■ What to do
Each entry should be quoted word for word, including every mark of punctuation.
---*---
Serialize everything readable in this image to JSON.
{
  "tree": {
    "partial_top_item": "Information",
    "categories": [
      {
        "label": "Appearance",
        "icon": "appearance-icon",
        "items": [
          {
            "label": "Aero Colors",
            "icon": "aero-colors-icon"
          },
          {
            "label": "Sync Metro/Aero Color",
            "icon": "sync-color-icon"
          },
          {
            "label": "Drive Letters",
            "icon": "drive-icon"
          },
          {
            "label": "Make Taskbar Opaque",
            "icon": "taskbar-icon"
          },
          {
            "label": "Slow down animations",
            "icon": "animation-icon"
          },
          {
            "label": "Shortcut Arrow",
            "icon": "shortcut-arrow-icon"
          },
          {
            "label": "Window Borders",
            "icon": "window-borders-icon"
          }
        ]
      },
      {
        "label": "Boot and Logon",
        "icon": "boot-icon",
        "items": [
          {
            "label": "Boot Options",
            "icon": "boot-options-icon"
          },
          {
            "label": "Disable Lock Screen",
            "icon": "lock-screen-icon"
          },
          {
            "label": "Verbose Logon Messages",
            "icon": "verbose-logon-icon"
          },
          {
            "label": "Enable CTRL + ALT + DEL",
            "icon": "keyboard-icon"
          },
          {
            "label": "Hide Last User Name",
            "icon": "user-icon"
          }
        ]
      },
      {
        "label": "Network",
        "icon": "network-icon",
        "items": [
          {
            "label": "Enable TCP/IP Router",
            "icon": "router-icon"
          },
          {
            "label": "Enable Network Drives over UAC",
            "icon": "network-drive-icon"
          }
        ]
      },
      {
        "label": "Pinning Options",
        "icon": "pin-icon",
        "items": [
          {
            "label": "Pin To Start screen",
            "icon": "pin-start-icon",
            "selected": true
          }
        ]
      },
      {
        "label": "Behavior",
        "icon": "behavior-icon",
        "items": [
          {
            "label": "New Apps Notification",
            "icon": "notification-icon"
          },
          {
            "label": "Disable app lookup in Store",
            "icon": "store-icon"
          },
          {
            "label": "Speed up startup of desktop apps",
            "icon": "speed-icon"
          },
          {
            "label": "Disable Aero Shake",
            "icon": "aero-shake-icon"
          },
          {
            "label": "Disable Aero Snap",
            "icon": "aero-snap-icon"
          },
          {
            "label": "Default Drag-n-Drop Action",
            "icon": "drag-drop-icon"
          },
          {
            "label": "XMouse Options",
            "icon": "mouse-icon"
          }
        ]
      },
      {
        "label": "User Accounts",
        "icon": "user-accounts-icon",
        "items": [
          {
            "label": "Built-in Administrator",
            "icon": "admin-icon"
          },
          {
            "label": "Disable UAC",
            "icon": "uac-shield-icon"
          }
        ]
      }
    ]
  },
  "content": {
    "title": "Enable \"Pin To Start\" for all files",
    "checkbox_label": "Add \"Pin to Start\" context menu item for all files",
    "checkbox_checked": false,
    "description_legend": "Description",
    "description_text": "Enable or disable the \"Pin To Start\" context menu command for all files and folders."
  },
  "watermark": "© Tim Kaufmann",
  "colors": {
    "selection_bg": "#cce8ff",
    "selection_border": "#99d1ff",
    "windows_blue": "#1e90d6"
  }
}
---*---
■ Solution below
Serialize everything readable in this image to JSON.
{
  "tree": {
    "partial_top_item": "Information",
    "categories": [
      {
        "label": "Appearance",
        "icon": "appearance-icon",
        "items": [
          {
            "label": "Aero Colors",
            "icon": "aero-colors-icon"
          },
          {
            "label": "Sync Metro/Aero Color",
            "icon": "sync-color-icon"
          },
          {
            "label": "Drive Letters",
            "icon": "drive-icon"
          },
          {
            "label": "Make Taskbar Opaque",
            "icon": "taskbar-icon"
          },
          {
            "label": "Slow down animations",
            "icon": "animation-icon"
          },
          {
            "label": "Shortcut Arrow",
            "icon": "shortcut-arrow-icon"
          },
          {
            "label": "Window Borders",
            "icon": "window-borders-icon"
          }
        ]
      },
      {
        "label": "Boot and Logon",
        "icon": "boot-icon",
        "items": [
          {
            "label": "Boot Options",
            "icon": "boot-options-icon"
          },
          {
            "label": "Disable Lock Screen",
            "icon": "lock-screen-icon"
          },
          {
            "label": "Verbose Logon Messages",
            "icon": "verbose-logon-icon"
          },
          {
            "label": "Enable CTRL + ALT + DEL",
            "icon": "keyboard-icon"
          },
          {
            "label": "Hide Last User Name",
            "icon": "user-icon"
          }
        ]
      },
      {
        "label": "Network",
        "icon": "network-icon",
        "items": [
          {
            "label": "Enable TCP/IP Router",
            "icon": "router-icon"
          },
          {
            "label": "Enable Network Drives over UAC",
            "icon": "network-drive-icon"
          }
        ]
      },
      {
        "label": "Pinning Options",
        "icon": "pin-icon",
        "items": [
          {
            "label": "Pin To Start screen",
            "icon": "pin-start-icon",
            "selected": true
          }
        ]
      },
      {
        "label": "Behavior",
        "icon": "behavior-icon",
        "items": [
          {
            "label": "New Apps Notification",
            "icon": "notification-icon"
          },
          {
            "label": "Disable app lookup in Store",
            "icon": "store-icon"
          },
          {
            "label": "Speed up startup of desktop apps",
            "icon": "speed-icon"
          },
          {
            "label": "Disable Aero Shake",
            "icon": "aero-shake-icon"
          },
          {
            "label": "Disable Aero Snap",
            "icon": "aero-snap-icon"
          },
          {
            "label": "Default Drag-n-Drop Action",
            "icon": "drag-drop-icon"
          },
          {
            "label": "XMouse Options",
            "icon": "mouse-icon"
          }
        ]
      },
      {
        "label": "User Accounts",
        "icon": "user-accounts-icon",
        "items": [
          {
            "label": "Built-in Administrator",
            "icon": "admin-icon"
          },
          {
            "label": "Disable UAC",
            "icon": "uac-shield-icon"
          }
        ]
      }
    ]
  },
  "content": {
    "title": "Enable \"Pin To Start\" for all files",
    "checkbox_label": "Add \"Pin to Start\" context menu item for all files",
    "checkbox_checked": false,
    "description_legend": "Description",
    "description_text": "Enable or disable the \"Pin To Start\" context menu command for all files and folders."
  },
  "watermark": "© Tim Kaufmann",
  "colors": {
    "selection_bg": "#cce8ff",
    "selection_border": "#99d1ff",
    "windows_blue": "#1e90d6"
  }
}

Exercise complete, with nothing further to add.